* _ТЕКСТ ДЛЯ ЧТЕНИЯ_:
Впервые я об этом услышала от уборщика, мывшего полы в конторе шахты:
— Если меня вызовут, я все признаю, хоть в обвинении и слова правды нет. Мне лишь бы до дому, к жинке под бочок. Она меня уже семь лет ждет. Знает, что я не виновен. И отец с матерью знают. И вся деревня знает, что меня оговорили. Так мне-то наплевать, что в бумажках написано!
— А все же?
— Там написано, будто я и еще несколько хлопцев по приказу немцев побросали раненых красноармейцев в колодец. И дровами забросали. Они якобы еще три дня там стонали, умирая. Так то все брехня…
Я чуть не шарахнулась от него в ужасе. А вдруг он и впрямь такое чудовище? Такой добродушный, всегда улыбающийся парень… Так и не могла я избавиться от этой мысли: «А вдруг?..» Да, мое «высшее образование» еще не было завершено.

* _ПРЕДСТАВЛЕННЫЕ СВЕДЕНИЯ_:
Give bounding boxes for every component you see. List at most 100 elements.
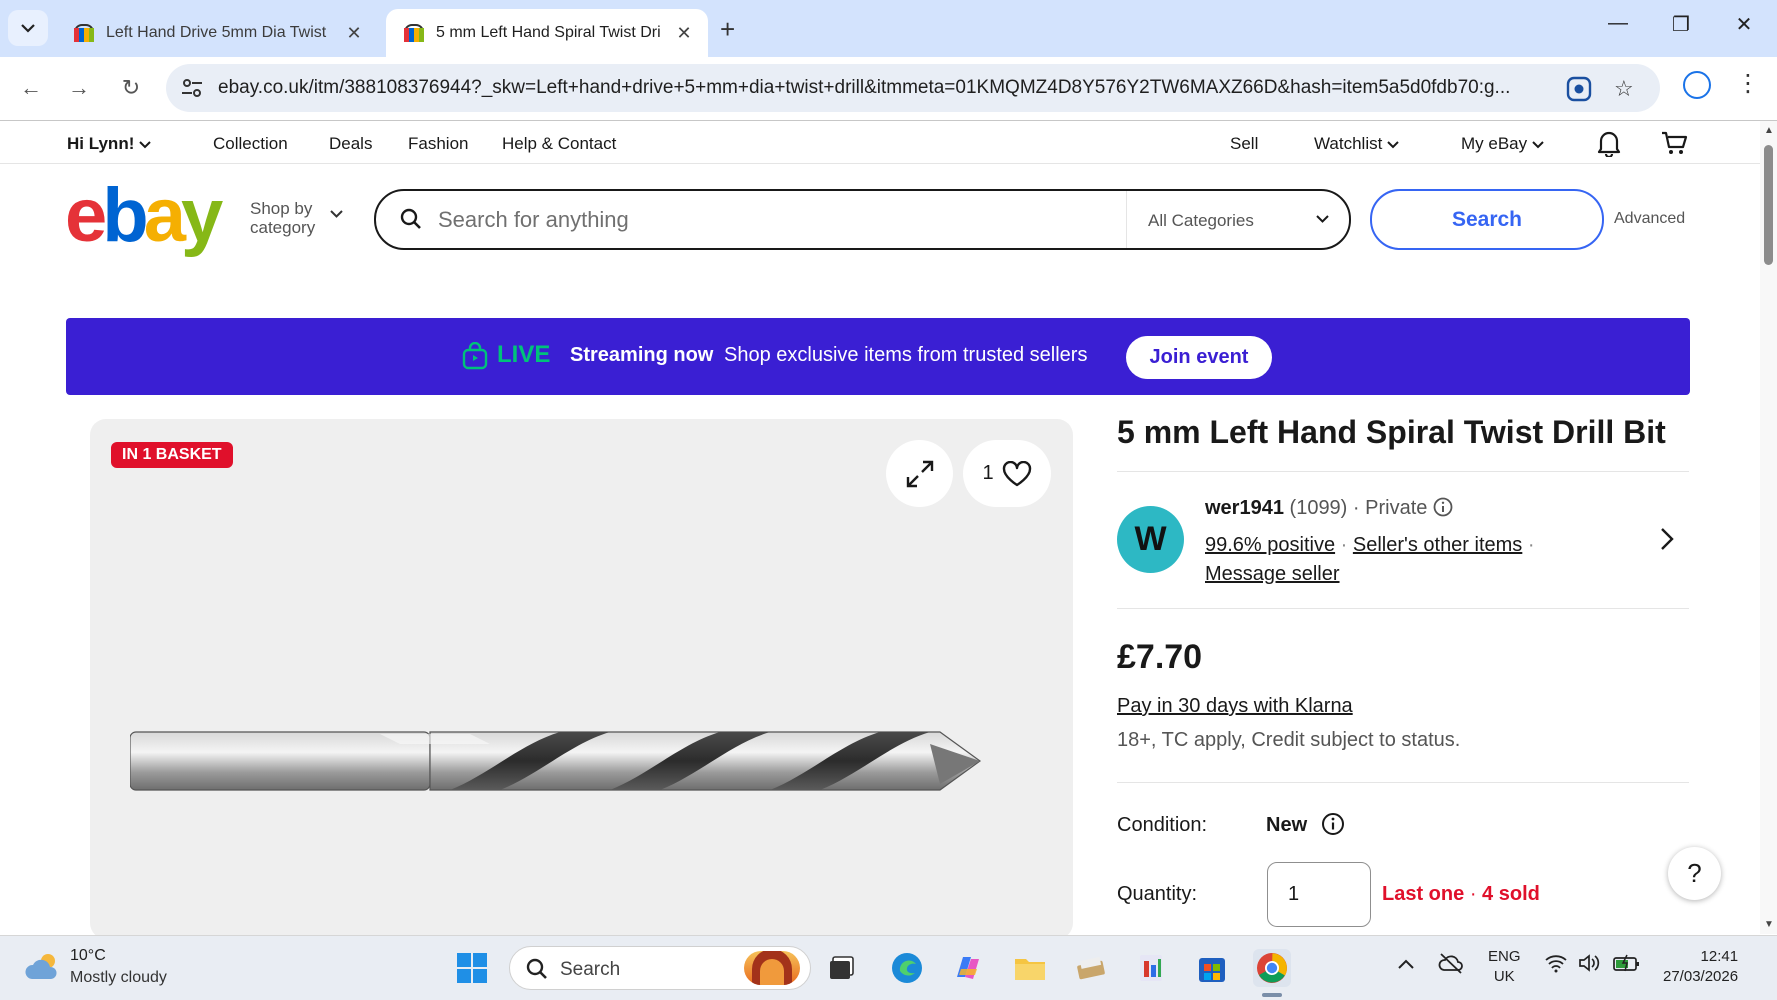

* _ЗАДАНИЕ A_:
Перепишите без изменений отрывок из текста об уборщике шахты. Начните с места, где стоят слова «Впервые я об», и остановитесь после слов «в бумажках написано!».
* _ЗАДАНИЕ B_:
Продолжите текст об уборщике шахты, начиная сразу после его последнего предложения.

* _ОТВЕТ НА ЗАДАНИЕ A_:
Впервые я об этом услышала от уборщика, мывшего полы в конторе шахты:
— Если меня вызовут, я все признаю, хоть в обвинении и слова правды нет. Мне лишь бы до дому, к жинке под бочок. Она меня уже семь лет ждет. Знает, что я не виновен. И отец с матерью знают. И вся деревня знает, что меня оговорили. Так мне-то наплевать, что в бумажках написано!

* _ОТВЕТ НА ЗАДАНИЕ B_:
Одно время освобождали буквально пачками. Я имела пропуск в одиннадцатую зону, так как там жили мои работники, и воспользовалась им, чтобы присутствовать на пересмотре дела моего бригадира Гриши Цыбульского.
Суд имел место в лагерном клубе, на сцене. И, право же, это был не суд, а водевиль.
После вступительных формальностей и установления личности Цыбульскому задали три вопроса.
— Кто такой маршал Жуков?
Цыбульский ответил.
— Что ты знаешь о маршале Ворошилове?
Цыбульский рассказал в нескольких словах биографию луганского слесаря.
Третий вопрос был подобен двум первым. Ответов на эти вопросы было довольно, чтобы Цыбульский вышел на волю!
«Убийца» своих внуков
Я, как единственная женщина в шахте, мылась в душе для начальников, маленькой кабине рядом с душем для ИТР. В этом крыле банщиком был старичок — лысый, седой, дряхлый. Однажды, когда я, помывшись, пробиралась, стыдливо драпируясь полотенцем, навстречу мне шагнул этот самый старичок.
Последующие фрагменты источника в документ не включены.